**Information provided:**
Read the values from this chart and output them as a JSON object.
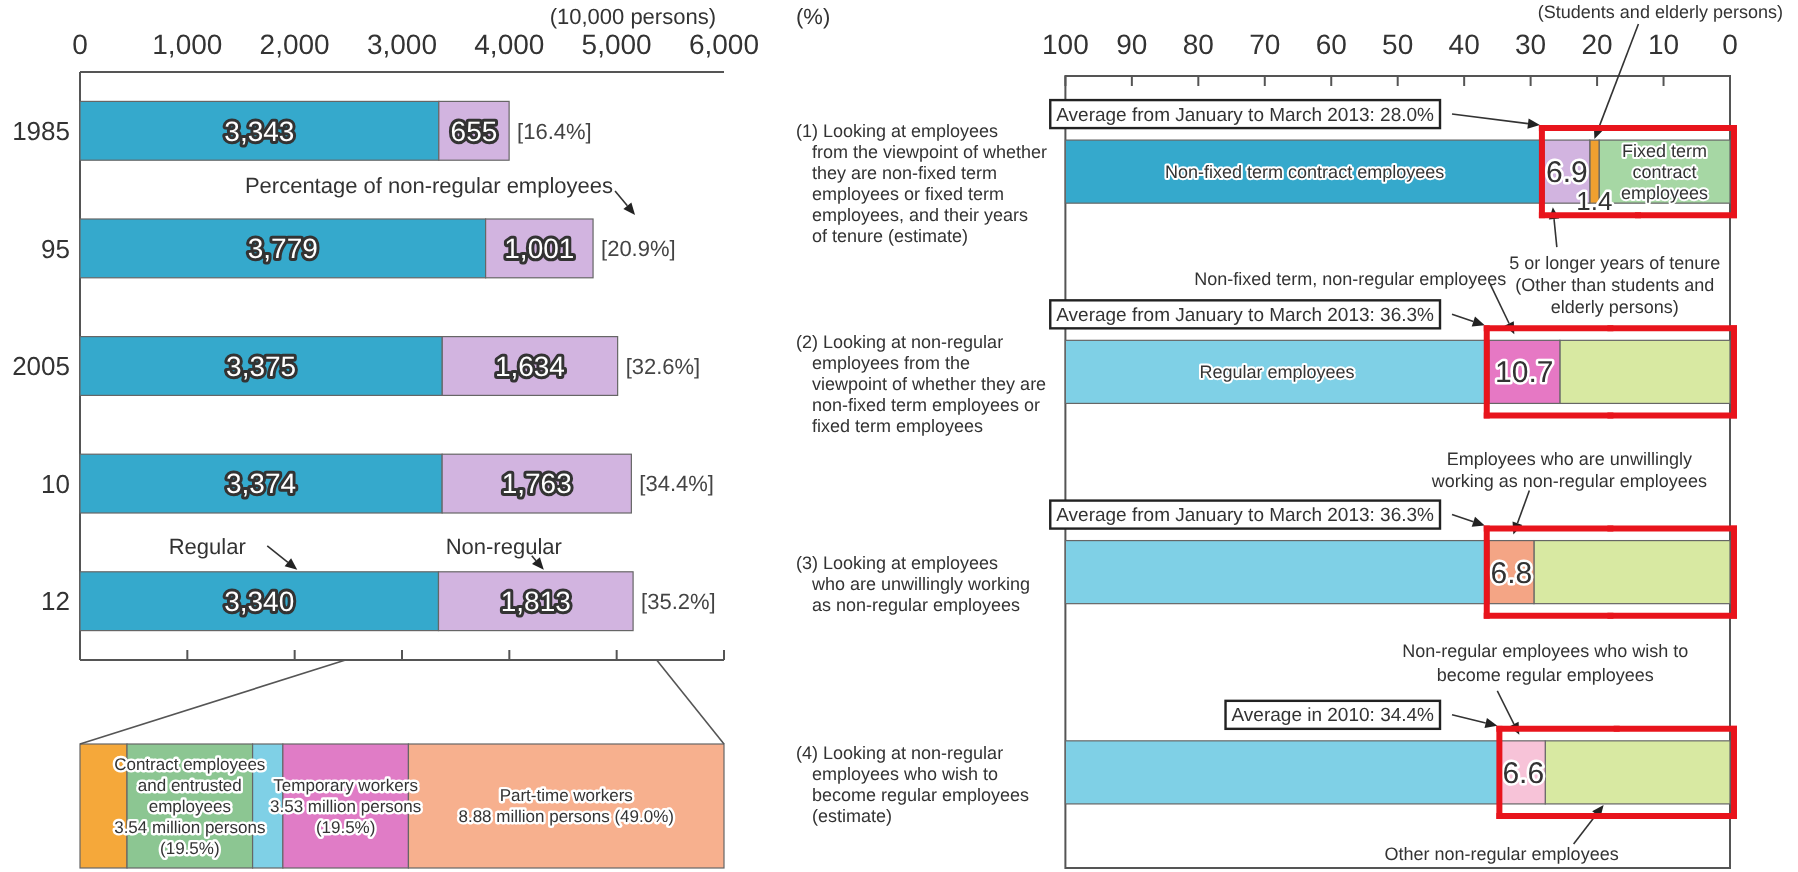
{
  "chart_data": [
    {
      "type": "bar",
      "orientation": "horizontal",
      "stacked": true,
      "xlabel": "(10,000 persons)",
      "categories": [
        "1985",
        "95",
        "2005",
        "10",
        "12"
      ],
      "series": [
        {
          "name": "Regular",
          "color": "#35a9cc",
          "values": [
            3343,
            3779,
            3375,
            3374,
            3340
          ],
          "value_labels": [
            "3,343",
            "3,779",
            "3,375",
            "3,374",
            "3,340"
          ]
        },
        {
          "name": "Non-regular",
          "color": "#d2b4e0",
          "values": [
            655,
            1001,
            1634,
            1763,
            1813
          ],
          "value_labels": [
            "655",
            "1,001",
            "1,634",
            "1,763",
            "1,813"
          ]
        }
      ],
      "xlim": [
        0,
        6000
      ],
      "xticks": [
        0,
        {
          "value": 1000,
          "label": "1,000"
        },
        {
          "value": 2000,
          "label": "2,000"
        },
        {
          "value": 3000,
          "label": "3,000"
        },
        {
          "value": 4000,
          "label": "4,000"
        },
        {
          "value": 5000,
          "label": "5,000"
        },
        {
          "value": 6000,
          "label": "6,000"
        }
      ],
      "annotations": [
        {
          "text": "[16.4%]",
          "x": 3998,
          "y": "1985"
        },
        {
          "text": "[20.9%]",
          "x": 4780,
          "y": "95"
        },
        {
          "text": "[32.6%]",
          "x": 5009,
          "y": "2005"
        },
        {
          "text": "[34.4%]",
          "x": 5137,
          "y": "10"
        },
        {
          "text": "[35.2%]",
          "x": 5153,
          "y": "12"
        },
        "Percentage of non-regular employees"
      ]
    },
    {
      "type": "bar",
      "orientation": "horizontal",
      "stacked": true,
      "categories": [
        null
      ],
      "tick_labels": false,
      "series": [
        {
          "color": "#f5a83a",
          "values": [
            7.3
          ]
        },
        {
          "name": "Contract employees and entrusted employees",
          "color": "#8cc692",
          "values": [
            19.5
          ],
          "value_labels": [
            "3.54 million persons (19.5%)"
          ]
        },
        {
          "color": "#7fd0e6",
          "values": [
            4.7
          ]
        },
        {
          "name": "Temporary workers",
          "color": "#e07cc6",
          "values": [
            19.5
          ],
          "value_labels": [
            "3.53 million persons (19.5%)"
          ]
        },
        {
          "name": "Part-time workers",
          "color": "#f7b08e",
          "values": [
            49.0
          ],
          "value_labels": [
            "8.88 million persons (49.0%)"
          ]
        }
      ]
    },
    {
      "type": "bar",
      "orientation": "horizontal",
      "stacked": true,
      "xlabel": "(%)",
      "categories": [
        "(1) Looking at employees from the viewpoint of whether they are non-fixed term employees or fixed term employees, and their years of tenure (estimate)",
        "(2) Looking at non-regular employees from the viewpoint of whether they are non-fixed term employees or fixed term employees",
        "(3) Looking at employees who are unwillingly working as non-regular employees",
        "(4) Looking at non-regular employees who wish to become regular employees (estimate)"
      ],
      "xlim": [
        100,
        0
      ],
      "xticks": [
        100,
        90,
        80,
        70,
        60,
        50,
        40,
        30,
        20,
        10,
        0
      ],
      "series": [
        {
          "name": "Fixed term contract employees",
          "color": "#a6d7a4",
          "values": [
            19.7,
            null,
            null,
            null
          ]
        },
        {
          "name": "Other non-regular employees",
          "color": "#d8e9a2",
          "values": [
            null,
            25.6,
            29.5,
            27.8
          ]
        },
        {
          "name": "(Students and elderly persons)",
          "color": "#f0a030",
          "values": [
            1.4,
            null,
            null,
            null
          ],
          "value_labels": [
            "1.4",
            null,
            null,
            null
          ]
        },
        {
          "name": "5 or longer years of tenure (Other than students and elderly persons)",
          "color": "#d2b4e0",
          "values": [
            6.9,
            null,
            null,
            null
          ],
          "value_labels": [
            "6.9",
            null,
            null,
            null
          ]
        },
        {
          "name": "Non-fixed term, non-regular employees",
          "color": "#e678c4",
          "values": [
            null,
            10.7,
            null,
            null
          ],
          "value_labels": [
            null,
            "10.7",
            null,
            null
          ]
        },
        {
          "name": "Employees who are unwillingly working as non-regular employees",
          "color": "#f4a585",
          "values": [
            null,
            null,
            6.8,
            null
          ],
          "value_labels": [
            null,
            null,
            "6.8",
            null
          ]
        },
        {
          "name": "Non-regular employees who wish to become regular employees",
          "color": "#f7c3d8",
          "values": [
            null,
            null,
            null,
            6.6
          ],
          "value_labels": [
            null,
            null,
            null,
            "6.6"
          ]
        },
        {
          "name": "Non-fixed term contract employees",
          "color": "#35a9cc",
          "values": [
            72.0,
            null,
            null,
            null
          ]
        },
        {
          "name": "Regular employees",
          "color": "#7fd0e6",
          "values": [
            null,
            63.7,
            63.7,
            65.6
          ]
        }
      ],
      "annotations": [
        "Average from January to March 2013: 28.0%",
        "Average from January to March 2013: 36.3%",
        "Average from January to March 2013: 36.3%",
        "Average in 2010: 34.4%"
      ]
    }
  ]
}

**Exercise objective:** In the copy, include no pictures; restate the listing above exactly.

**Final result:**
Read the values from this chart and output them as a JSON object.
{
  "chart_data": [
    {
      "type": "bar",
      "orientation": "horizontal",
      "stacked": true,
      "xlabel": "(10,000 persons)",
      "categories": [
        "1985",
        "95",
        "2005",
        "10",
        "12"
      ],
      "series": [
        {
          "name": "Regular",
          "color": "#35a9cc",
          "values": [
            3343,
            3779,
            3375,
            3374,
            3340
          ],
          "value_labels": [
            "3,343",
            "3,779",
            "3,375",
            "3,374",
            "3,340"
          ]
        },
        {
          "name": "Non-regular",
          "color": "#d2b4e0",
          "values": [
            655,
            1001,
            1634,
            1763,
            1813
          ],
          "value_labels": [
            "655",
            "1,001",
            "1,634",
            "1,763",
            "1,813"
          ]
        }
      ],
      "xlim": [
        0,
        6000
      ],
      "xticks": [
        0,
        {
          "value": 1000,
          "label": "1,000"
        },
        {
          "value": 2000,
          "label": "2,000"
        },
        {
          "value": 3000,
          "label": "3,000"
        },
        {
          "value": 4000,
          "label": "4,000"
        },
        {
          "value": 5000,
          "label": "5,000"
        },
        {
          "value": 6000,
          "label": "6,000"
        }
      ],
      "annotations": [
        {
          "text": "[16.4%]",
          "x": 3998,
          "y": "1985"
        },
        {
          "text": "[20.9%]",
          "x": 4780,
          "y": "95"
        },
        {
          "text": "[32.6%]",
          "x": 5009,
          "y": "2005"
        },
        {
          "text": "[34.4%]",
          "x": 5137,
          "y": "10"
        },
        {
          "text": "[35.2%]",
          "x": 5153,
          "y": "12"
        },
        "Percentage of non-regular employees"
      ]
    },
    {
      "type": "bar",
      "orientation": "horizontal",
      "stacked": true,
      "categories": [
        null
      ],
      "tick_labels": false,
      "series": [
        {
          "color": "#f5a83a",
          "values": [
            7.3
          ]
        },
        {
          "name": "Contract employees and entrusted employees",
          "color": "#8cc692",
          "values": [
            19.5
          ],
          "value_labels": [
            "3.54 million persons (19.5%)"
          ]
        },
        {
          "color": "#7fd0e6",
          "values": [
            4.7
          ]
        },
        {
          "name": "Temporary workers",
          "color": "#e07cc6",
          "values": [
            19.5
          ],
          "value_labels": [
            "3.53 million persons (19.5%)"
          ]
        },
        {
          "name": "Part-time workers",
          "color": "#f7b08e",
          "values": [
            49.0
          ],
          "value_labels": [
            "8.88 million persons (49.0%)"
          ]
        }
      ]
    },
    {
      "type": "bar",
      "orientation": "horizontal",
      "stacked": true,
      "xlabel": "(%)",
      "categories": [
        "(1) Looking at employees from the viewpoint of whether they are non-fixed term employees or fixed term employees, and their years of tenure (estimate)",
        "(2) Looking at non-regular employees from the viewpoint of whether they are non-fixed term employees or fixed term employees",
        "(3) Looking at employees who are unwillingly working as non-regular employees",
        "(4) Looking at non-regular employees who wish to become regular employees (estimate)"
      ],
      "xlim": [
        100,
        0
      ],
      "xticks": [
        100,
        90,
        80,
        70,
        60,
        50,
        40,
        30,
        20,
        10,
        0
      ],
      "series": [
        {
          "name": "Fixed term contract employees",
          "color": "#a6d7a4",
          "values": [
            19.7,
            null,
            null,
            null
          ]
        },
        {
          "name": "Other non-regular employees",
          "color": "#d8e9a2",
          "values": [
            null,
            25.6,
            29.5,
            27.8
          ]
        },
        {
          "name": "(Students and elderly persons)",
          "color": "#f0a030",
          "values": [
            1.4,
            null,
            null,
            null
          ],
          "value_labels": [
            "1.4",
            null,
            null,
            null
          ]
        },
        {
          "name": "5 or longer years of tenure (Other than students and elderly persons)",
          "color": "#d2b4e0",
          "values": [
            6.9,
            null,
            null,
            null
          ],
          "value_labels": [
            "6.9",
            null,
            null,
            null
          ]
        },
        {
          "name": "Non-fixed term, non-regular employees",
          "color": "#e678c4",
          "values": [
            null,
            10.7,
            null,
            null
          ],
          "value_labels": [
            null,
            "10.7",
            null,
            null
          ]
        },
        {
          "name": "Employees who are unwillingly working as non-regular employees",
          "color": "#f4a585",
          "values": [
            null,
            null,
            6.8,
            null
          ],
          "value_labels": [
            null,
            null,
            "6.8",
            null
          ]
        },
        {
          "name": "Non-regular employees who wish to become regular employees",
          "color": "#f7c3d8",
          "values": [
            null,
            null,
            null,
            6.6
          ],
          "value_labels": [
            null,
            null,
            null,
            "6.6"
          ]
        },
        {
          "name": "Non-fixed term contract employees",
          "color": "#35a9cc",
          "values": [
            72.0,
            null,
            null,
            null
          ]
        },
        {
          "name": "Regular employees",
          "color": "#7fd0e6",
          "values": [
            null,
            63.7,
            63.7,
            65.6
          ]
        }
      ],
      "annotations": [
        "Average from January to March 2013: 28.0%",
        "Average from January to March 2013: 36.3%",
        "Average from January to March 2013: 36.3%",
        "Average in 2010: 34.4%"
      ]
    }
  ]
}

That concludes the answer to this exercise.